- _LESETEXT_
____________________

Worauf es bei Vogelhäusern ankommt

Für Meise und Co.

Auch der letzte Vogelnachwuchs ist inzwischen flügge geworden, es wird höchste Zeit die Vogelhäuser zu reinigen. Ansonsten droht Ansteckungsgefahr.

28.09.2020, 15:30 Uhr / Lesedauer: 1 min
Ende September kann man im Garten die Nistkästen reinigen - dann fühlen sich im Frühjahr hier auch Vögel wieder wohl.

Ende September kann man im Garten die Nistkästen reinigen - dann fühlen sich im Frühjahr hier auch Vögel wieder wohl. © Andrea Warnecke/dpa

Den Frühjahrsputz kennt jeder - Ende September ist hingegen die beste Zeit, um das Zuhause von Vögeln auf Vordermann zu bringen. Wer im Garten leere Nistkästen hat, sollte den Frühherbst jetzt zum Säubern nutzen, rät der Naturschutzbund Deutschland (Nabu).

Vogelhäuser: In ihnen leben ungebetene Gäste

Denn in den Vogelhäusern leben nicht nur Vögel, auch Parasiten wie Milben, Zecken und Vogelflöhe fühlen sich dort wohl. Und diese Parasiten können für Jungvögel im kommenden Jahr zum Problem werden.

Reinigen ja, desinfizieren nein

Allerdings sollten Gartenbesitzer auf chemische Reinigungsmittel oder Desinfektionsmittel verzichten, raten die Naturschützer. Es reiche vollkommen aus, wenn der Kasten gründlich ausgefegt wird. Bei starkem Parasitenbefall könne außerdem mit klarem Wasser und gegebenenfalls etwas Sodalauge geputzt werden.

Vogelhäuser: Bis Ende September reinigen

Auch sollte der Herbstputz möglichst bis Ende September erfolgen. Denn später im Jahr kann es sein, dass das Vogelhaus schon wieder bewohnt ist - von Tieren, die dort Winterschlaf halten. Dazu gehören Schmetterlinge, Haselmäuse, Siebenschläfer oder Eichhörnchen. Und auch Vögel betten sich teilweise in die Brutstätten.

____________________

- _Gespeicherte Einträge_

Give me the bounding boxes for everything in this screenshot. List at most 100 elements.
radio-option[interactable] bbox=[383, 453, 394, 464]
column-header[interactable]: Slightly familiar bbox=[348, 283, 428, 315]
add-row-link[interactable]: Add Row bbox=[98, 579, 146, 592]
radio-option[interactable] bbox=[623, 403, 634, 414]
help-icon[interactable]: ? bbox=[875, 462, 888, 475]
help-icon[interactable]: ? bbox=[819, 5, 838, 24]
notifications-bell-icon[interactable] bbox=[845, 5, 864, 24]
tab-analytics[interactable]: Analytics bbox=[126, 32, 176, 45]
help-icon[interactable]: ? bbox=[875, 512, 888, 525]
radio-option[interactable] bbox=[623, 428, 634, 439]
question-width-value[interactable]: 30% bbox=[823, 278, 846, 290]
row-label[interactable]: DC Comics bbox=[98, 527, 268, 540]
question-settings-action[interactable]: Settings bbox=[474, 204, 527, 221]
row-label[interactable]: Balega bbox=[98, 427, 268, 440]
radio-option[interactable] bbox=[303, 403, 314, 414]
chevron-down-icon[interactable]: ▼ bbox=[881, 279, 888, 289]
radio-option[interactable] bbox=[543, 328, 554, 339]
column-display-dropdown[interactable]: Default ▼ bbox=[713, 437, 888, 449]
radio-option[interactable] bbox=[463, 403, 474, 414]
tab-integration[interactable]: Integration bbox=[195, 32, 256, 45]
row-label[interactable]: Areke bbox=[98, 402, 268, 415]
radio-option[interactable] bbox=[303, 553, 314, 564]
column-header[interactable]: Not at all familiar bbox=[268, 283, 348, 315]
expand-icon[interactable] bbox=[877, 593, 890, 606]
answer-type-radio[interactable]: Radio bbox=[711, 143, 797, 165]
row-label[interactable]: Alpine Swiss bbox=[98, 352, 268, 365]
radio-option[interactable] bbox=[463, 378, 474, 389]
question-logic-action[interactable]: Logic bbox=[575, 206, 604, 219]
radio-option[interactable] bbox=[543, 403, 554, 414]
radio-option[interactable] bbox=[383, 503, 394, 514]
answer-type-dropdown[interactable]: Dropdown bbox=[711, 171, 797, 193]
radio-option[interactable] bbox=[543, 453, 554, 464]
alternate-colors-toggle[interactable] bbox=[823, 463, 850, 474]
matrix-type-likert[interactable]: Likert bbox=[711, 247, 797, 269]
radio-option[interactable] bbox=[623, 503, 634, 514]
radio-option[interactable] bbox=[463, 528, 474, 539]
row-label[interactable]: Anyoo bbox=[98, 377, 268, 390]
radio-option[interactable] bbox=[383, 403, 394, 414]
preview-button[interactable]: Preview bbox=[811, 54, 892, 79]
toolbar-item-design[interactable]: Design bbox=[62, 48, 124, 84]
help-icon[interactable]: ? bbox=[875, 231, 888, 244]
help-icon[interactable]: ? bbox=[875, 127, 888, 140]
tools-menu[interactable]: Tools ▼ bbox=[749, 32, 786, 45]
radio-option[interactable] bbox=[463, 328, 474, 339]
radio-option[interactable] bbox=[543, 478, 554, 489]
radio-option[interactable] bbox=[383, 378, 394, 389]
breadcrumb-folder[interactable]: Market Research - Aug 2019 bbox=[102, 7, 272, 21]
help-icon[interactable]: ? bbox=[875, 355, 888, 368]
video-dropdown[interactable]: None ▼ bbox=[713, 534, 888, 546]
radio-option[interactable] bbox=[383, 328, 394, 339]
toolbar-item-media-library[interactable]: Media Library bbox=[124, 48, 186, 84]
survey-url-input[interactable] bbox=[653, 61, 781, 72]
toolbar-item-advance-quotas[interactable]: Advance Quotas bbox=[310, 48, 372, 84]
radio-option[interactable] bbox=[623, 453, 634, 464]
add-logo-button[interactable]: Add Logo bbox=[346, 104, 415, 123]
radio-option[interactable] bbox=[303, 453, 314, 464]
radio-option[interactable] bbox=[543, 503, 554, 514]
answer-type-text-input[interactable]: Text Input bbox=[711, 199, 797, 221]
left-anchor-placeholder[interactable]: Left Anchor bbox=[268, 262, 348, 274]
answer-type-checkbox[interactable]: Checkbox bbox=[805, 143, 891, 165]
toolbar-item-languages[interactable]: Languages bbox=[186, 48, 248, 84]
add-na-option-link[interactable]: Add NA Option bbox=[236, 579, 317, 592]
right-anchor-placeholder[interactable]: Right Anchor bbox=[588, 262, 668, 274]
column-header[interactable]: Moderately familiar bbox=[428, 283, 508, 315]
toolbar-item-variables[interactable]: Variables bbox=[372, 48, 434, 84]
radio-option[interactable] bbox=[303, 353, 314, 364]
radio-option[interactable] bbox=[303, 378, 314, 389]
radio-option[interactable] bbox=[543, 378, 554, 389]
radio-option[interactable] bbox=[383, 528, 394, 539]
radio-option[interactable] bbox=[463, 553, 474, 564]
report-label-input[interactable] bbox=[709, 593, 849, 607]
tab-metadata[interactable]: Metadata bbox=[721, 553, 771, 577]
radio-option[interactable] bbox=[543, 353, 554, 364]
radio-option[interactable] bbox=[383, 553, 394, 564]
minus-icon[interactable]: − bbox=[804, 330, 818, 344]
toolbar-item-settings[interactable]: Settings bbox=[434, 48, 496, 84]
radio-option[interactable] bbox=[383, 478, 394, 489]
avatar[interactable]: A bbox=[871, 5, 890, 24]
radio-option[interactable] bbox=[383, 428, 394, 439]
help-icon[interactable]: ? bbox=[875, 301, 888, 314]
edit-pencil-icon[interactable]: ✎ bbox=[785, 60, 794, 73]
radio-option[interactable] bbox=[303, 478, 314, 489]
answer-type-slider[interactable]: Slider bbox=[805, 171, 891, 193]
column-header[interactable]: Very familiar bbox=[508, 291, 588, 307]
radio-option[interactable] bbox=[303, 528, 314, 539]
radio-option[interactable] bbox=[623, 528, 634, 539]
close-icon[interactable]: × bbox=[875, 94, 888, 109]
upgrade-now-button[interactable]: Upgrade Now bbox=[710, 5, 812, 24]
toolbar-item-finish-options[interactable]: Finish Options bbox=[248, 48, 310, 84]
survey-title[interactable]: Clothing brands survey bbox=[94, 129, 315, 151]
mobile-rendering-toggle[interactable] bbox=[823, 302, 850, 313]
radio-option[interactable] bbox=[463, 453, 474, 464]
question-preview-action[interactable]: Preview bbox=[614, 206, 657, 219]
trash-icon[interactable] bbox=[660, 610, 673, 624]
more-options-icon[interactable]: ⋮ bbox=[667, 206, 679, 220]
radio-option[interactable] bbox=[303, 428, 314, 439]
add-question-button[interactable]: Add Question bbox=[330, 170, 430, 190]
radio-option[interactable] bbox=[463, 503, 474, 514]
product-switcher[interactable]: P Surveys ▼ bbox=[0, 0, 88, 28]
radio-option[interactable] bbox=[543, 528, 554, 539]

____________________

- _AUFGABE_
Beantworte diese Fragen zum Text über Vogelhäuser:
(a) Welche Parasiten fühlen sich in Vogelhäusern wohl?
(b) Womit kann bei starkem Parasitenbefall geputzt werden?
(c) Welche Tiere halten später im Jahr in Vogelhäusern Winterschlaf?
Die Daten haben mit dem Lesetext nichts zu tun.

- _ANTWORTFELD_
(a) Milben, Zecken und Vogelflöhe
(b) Mit klarem Wasser und gegebenenfalls etwas Sodalauge
(c) Schmetterlinge, Haselmäuse, Siebenschläfer oder Eichhörnchen